TEXT PASSAGE »
Customs Commissioner Ruffy Biazon on Friday directed all collectors, including Ricardo Belmonte, the younger brother of House Speaker Feliciano Belmonte, and officers in charge of ports and subports in the country to vacate their posts preparatory to reassignment in the first round of a wide-ranging reform in the Bureau of Customs (BOC) following a stinging public rebuke from President Benigno Aquino III in his State of the Nation Address (Sona) on July 22.
Biazon issued a memorandum directing the customs officials to relinquish their current assignments or designation in writing on or before Monday, July 29.
If they do not submit the letter, the bureau will go ahead and carry out the process of review and reassignments, he said.
Biazon said the younger Belmonte, who is the collector of the Manila International Container Terminal (MICT), will also be asked to give up his cushy post.
Belmonte is one of what insiders call the “Three Kings” of the bureau, politically well-connected collectors who head the three Metro Manila revenue districts and reportedly do not want to be removed or reassigned elsewhere—Rogel Gatchalian at the Port of Manila, Carlos So at the Ninoy Aquino International Airport and Belmonte at the MICT.
The three somehow escaped being included in the first major revamp of district collectors undertaken by Biazon early this year despite the revenue districts they headed failing to meet their revenue targets last year and in the first five months of 2013.

INSTRUCTIONS »
A. From the news passage on the Bureau of Customs, duplicate the stretch from "Belmonte is one" through "months of 2013.".
B. According to the news passage on the Bureau of Customs, by what date did Biazon's memorandum require customs officials to relinquish their assignments in writing?
The data that comes next has no connection to the news passage above.

Dataset records:

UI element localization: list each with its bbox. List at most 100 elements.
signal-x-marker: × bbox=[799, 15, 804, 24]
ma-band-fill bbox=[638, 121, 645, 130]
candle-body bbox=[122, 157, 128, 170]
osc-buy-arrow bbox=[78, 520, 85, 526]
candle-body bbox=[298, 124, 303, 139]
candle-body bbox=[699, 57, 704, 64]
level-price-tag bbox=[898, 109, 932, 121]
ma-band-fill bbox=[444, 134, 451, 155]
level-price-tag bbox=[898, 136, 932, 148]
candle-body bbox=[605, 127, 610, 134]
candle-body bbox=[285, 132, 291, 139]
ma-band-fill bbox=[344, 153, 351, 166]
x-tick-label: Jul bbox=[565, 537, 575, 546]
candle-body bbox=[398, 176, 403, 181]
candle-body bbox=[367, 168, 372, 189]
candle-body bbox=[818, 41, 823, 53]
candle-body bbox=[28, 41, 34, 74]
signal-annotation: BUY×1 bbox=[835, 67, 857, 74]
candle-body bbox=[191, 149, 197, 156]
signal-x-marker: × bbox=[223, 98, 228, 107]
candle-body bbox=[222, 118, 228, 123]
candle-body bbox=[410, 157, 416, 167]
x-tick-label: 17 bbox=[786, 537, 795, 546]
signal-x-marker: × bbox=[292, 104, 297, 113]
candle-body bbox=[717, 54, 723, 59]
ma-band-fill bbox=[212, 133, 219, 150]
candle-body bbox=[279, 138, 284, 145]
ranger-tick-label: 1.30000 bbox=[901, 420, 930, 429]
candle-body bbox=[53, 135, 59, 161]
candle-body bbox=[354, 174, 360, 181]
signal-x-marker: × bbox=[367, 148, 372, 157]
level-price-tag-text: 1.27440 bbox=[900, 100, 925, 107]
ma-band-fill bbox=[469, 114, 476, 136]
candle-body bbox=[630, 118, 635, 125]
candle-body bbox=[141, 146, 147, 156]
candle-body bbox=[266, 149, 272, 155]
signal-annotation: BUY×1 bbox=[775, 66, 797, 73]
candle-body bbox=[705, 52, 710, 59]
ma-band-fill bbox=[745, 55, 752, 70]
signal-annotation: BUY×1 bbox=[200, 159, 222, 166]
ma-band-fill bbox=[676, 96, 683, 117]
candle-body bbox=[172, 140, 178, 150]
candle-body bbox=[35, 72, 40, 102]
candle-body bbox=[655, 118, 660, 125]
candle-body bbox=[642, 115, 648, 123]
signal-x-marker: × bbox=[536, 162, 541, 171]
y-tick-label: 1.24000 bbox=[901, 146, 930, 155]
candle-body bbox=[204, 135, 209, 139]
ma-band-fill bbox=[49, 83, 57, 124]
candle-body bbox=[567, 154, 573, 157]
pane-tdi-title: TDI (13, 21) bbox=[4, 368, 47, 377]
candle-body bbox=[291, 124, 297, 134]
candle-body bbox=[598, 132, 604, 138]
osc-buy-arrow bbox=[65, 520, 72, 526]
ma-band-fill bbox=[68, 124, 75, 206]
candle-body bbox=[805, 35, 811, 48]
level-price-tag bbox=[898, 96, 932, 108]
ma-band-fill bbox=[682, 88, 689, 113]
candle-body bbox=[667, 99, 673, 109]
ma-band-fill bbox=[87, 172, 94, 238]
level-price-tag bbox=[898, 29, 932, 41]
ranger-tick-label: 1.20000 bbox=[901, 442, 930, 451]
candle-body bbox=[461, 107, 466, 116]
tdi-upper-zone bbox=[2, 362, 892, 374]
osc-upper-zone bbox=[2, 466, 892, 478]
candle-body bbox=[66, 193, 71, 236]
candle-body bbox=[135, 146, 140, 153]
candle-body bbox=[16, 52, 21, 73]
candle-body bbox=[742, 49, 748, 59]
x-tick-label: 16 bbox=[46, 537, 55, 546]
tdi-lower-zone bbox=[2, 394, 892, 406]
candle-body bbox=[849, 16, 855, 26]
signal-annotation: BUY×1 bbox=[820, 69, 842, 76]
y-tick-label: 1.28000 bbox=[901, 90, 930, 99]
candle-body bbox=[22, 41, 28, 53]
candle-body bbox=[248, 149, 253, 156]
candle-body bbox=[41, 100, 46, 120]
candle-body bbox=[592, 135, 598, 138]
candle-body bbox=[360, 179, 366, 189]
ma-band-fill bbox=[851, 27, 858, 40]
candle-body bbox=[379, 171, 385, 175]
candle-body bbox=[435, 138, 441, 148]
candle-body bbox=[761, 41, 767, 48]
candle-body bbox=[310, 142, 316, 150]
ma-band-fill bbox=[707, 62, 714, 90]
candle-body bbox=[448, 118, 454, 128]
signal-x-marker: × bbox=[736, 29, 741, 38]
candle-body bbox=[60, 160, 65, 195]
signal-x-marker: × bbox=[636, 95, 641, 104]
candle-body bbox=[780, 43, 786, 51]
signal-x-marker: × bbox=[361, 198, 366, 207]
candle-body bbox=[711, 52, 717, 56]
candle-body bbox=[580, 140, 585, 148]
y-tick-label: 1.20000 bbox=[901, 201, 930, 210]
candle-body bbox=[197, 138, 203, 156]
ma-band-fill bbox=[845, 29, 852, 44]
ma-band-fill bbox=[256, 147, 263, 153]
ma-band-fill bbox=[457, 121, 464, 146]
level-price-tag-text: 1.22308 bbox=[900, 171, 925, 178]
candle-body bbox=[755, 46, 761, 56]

RESULTS »
A.
Belmonte is one of what insiders call the “Three Kings” of the bureau, politically well-connected collectors who head the three Metro Manila revenue districts and reportedly do not want to be removed or reassigned elsewhere—Rogel Gatchalian at the Port of Manila, Carlos So at the Ninoy Aquino International Airport and Belmonte at the MICT.
The three somehow escaped being included in the first major revamp of district collectors undertaken by Biazon early this year despite the revenue districts they headed failing to meet their revenue targets last year and in the first five months of 2013.

B. On or before Monday, July 29.